(Dataset excerpts)
** start **
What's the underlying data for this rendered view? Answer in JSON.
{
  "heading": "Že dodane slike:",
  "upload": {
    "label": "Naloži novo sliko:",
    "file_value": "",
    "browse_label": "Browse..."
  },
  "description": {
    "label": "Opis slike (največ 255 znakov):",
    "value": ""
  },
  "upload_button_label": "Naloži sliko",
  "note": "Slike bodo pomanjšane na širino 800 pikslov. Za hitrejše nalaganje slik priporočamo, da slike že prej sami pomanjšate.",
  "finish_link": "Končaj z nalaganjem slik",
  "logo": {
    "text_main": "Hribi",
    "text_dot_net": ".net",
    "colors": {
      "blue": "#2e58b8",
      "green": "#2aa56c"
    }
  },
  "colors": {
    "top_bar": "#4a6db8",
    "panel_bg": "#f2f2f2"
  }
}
** end **
> **Problem description**
Extract the full listing above without altering anything.

> **Output of the exercise**
What's the underlying data for this rendered view? Answer in JSON.
{
  "heading": "Že dodane slike:",
  "upload": {
    "label": "Naloži novo sliko:",
    "file_value": "",
    "browse_label": "Browse..."
  },
  "description": {
    "label": "Opis slike (največ 255 znakov):",
    "value": ""
  },
  "upload_button_label": "Naloži sliko",
  "note": "Slike bodo pomanjšane na širino 800 pikslov. Za hitrejše nalaganje slik priporočamo, da slike že prej sami pomanjšate.",
  "finish_link": "Končaj z nalaganjem slik",
  "logo": {
    "text_main": "Hribi",
    "text_dot_net": ".net",
    "colors": {
      "blue": "#2e58b8",
      "green": "#2aa56c"
    }
  },
  "colors": {
    "top_bar": "#4a6db8",
    "panel_bg": "#f2f2f2"
  }
}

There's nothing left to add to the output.